#### [DATA SHOWN]
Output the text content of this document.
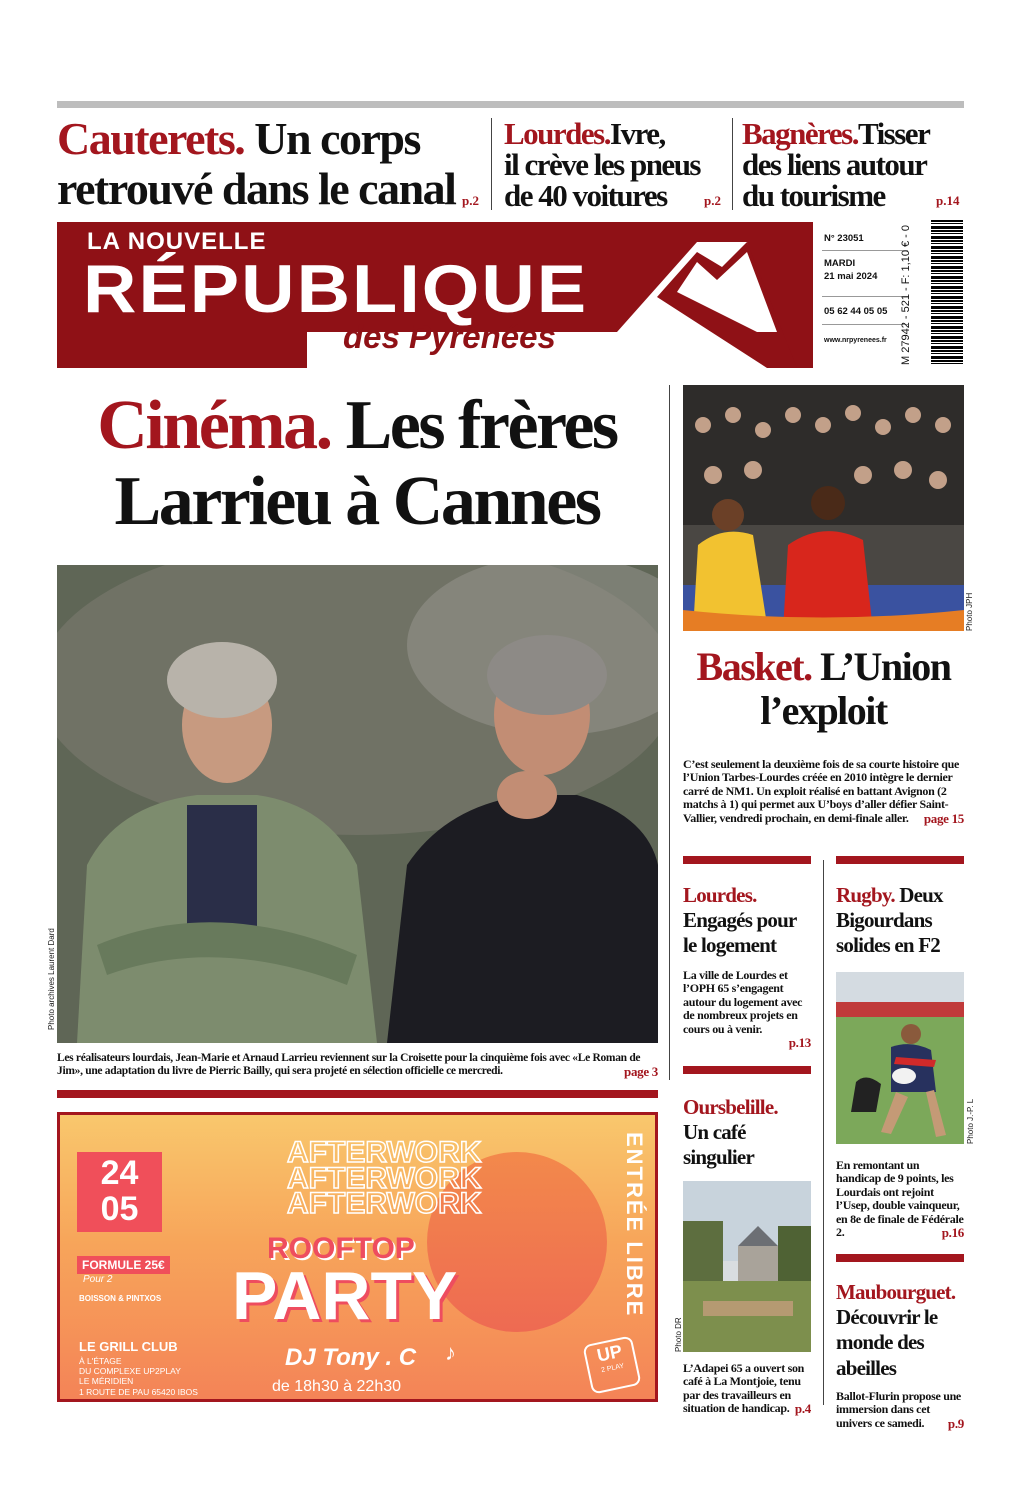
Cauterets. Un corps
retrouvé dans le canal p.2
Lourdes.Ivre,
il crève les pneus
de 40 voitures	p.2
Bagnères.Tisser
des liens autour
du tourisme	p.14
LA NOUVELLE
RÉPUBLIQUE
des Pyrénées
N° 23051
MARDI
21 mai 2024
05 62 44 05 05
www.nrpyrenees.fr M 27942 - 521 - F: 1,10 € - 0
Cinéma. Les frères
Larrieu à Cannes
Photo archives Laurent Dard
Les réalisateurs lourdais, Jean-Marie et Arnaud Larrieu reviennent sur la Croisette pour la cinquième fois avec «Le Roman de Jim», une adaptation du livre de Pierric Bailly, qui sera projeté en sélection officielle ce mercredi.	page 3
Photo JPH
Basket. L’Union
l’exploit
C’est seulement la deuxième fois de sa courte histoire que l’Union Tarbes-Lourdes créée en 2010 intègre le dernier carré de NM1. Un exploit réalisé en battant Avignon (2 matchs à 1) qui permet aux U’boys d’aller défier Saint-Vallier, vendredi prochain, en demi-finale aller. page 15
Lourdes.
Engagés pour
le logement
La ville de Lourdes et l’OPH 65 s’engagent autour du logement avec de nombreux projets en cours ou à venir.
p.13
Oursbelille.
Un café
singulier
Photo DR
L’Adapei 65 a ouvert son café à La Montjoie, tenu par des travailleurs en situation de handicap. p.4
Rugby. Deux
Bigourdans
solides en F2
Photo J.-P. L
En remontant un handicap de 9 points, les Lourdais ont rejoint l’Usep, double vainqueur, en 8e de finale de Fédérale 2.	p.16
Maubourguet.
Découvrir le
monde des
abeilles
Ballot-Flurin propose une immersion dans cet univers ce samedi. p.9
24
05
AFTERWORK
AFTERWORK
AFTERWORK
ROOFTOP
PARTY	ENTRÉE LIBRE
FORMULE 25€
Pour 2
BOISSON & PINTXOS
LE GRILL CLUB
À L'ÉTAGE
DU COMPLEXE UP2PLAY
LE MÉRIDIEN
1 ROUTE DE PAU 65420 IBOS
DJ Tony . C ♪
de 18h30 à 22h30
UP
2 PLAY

#### [PROBLEM TO WORK ON]
Without including the pictures, return each record above exactly as it stands.

#### [THE REPLY]
Output the text content of this document.
Cauterets. Un corps
retrouvé dans le canal p.2
Lourdes.Ivre,
il crève les pneus
de 40 voitures	p.2
Bagnères.Tisser
des liens autour
du tourisme	p.14
LA NOUVELLE
RÉPUBLIQUE
des Pyrénées
N° 23051
MARDI
21 mai 2024
05 62 44 05 05
www.nrpyrenees.fr M 27942 - 521 - F: 1,10 € - 0
Cinéma. Les frères
Larrieu à Cannes
Photo archives Laurent Dard
Les réalisateurs lourdais, Jean-Marie et Arnaud Larrieu reviennent sur la Croisette pour la cinquième fois avec «Le Roman de Jim», une adaptation du livre de Pierric Bailly, qui sera projeté en sélection officielle ce mercredi.	page 3
Photo JPH
Basket. L’Union
l’exploit
C’est seulement la deuxième fois de sa courte histoire que l’Union Tarbes-Lourdes créée en 2010 intègre le dernier carré de NM1. Un exploit réalisé en battant Avignon (2 matchs à 1) qui permet aux U’boys d’aller défier Saint-Vallier, vendredi prochain, en demi-finale aller. page 15
Lourdes.
Engagés pour
le logement
La ville de Lourdes et l’OPH 65 s’engagent autour du logement avec de nombreux projets en cours ou à venir.
p.13
Oursbelille.
Un café
singulier
Photo DR
L’Adapei 65 a ouvert son café à La Montjoie, tenu par des travailleurs en situation de handicap. p.4
Rugby. Deux
Bigourdans
solides en F2
Photo J.-P. L
En remontant un handicap de 9 points, les Lourdais ont rejoint l’Usep, double vainqueur, en 8e de finale de Fédérale 2.	p.16
Maubourguet.
Découvrir le
monde des
abeilles
Ballot-Flurin propose une immersion dans cet univers ce samedi. p.9
24
05
AFTERWORK
AFTERWORK
AFTERWORK
ROOFTOP
PARTY	ENTRÉE LIBRE
FORMULE 25€
Pour 2
BOISSON & PINTXOS
LE GRILL CLUB
À L'ÉTAGE
DU COMPLEXE UP2PLAY
LE MÉRIDIEN
1 ROUTE DE PAU 65420 IBOS
DJ Tony . C ♪
de 18h30 à 22h30
UP
2 PLAY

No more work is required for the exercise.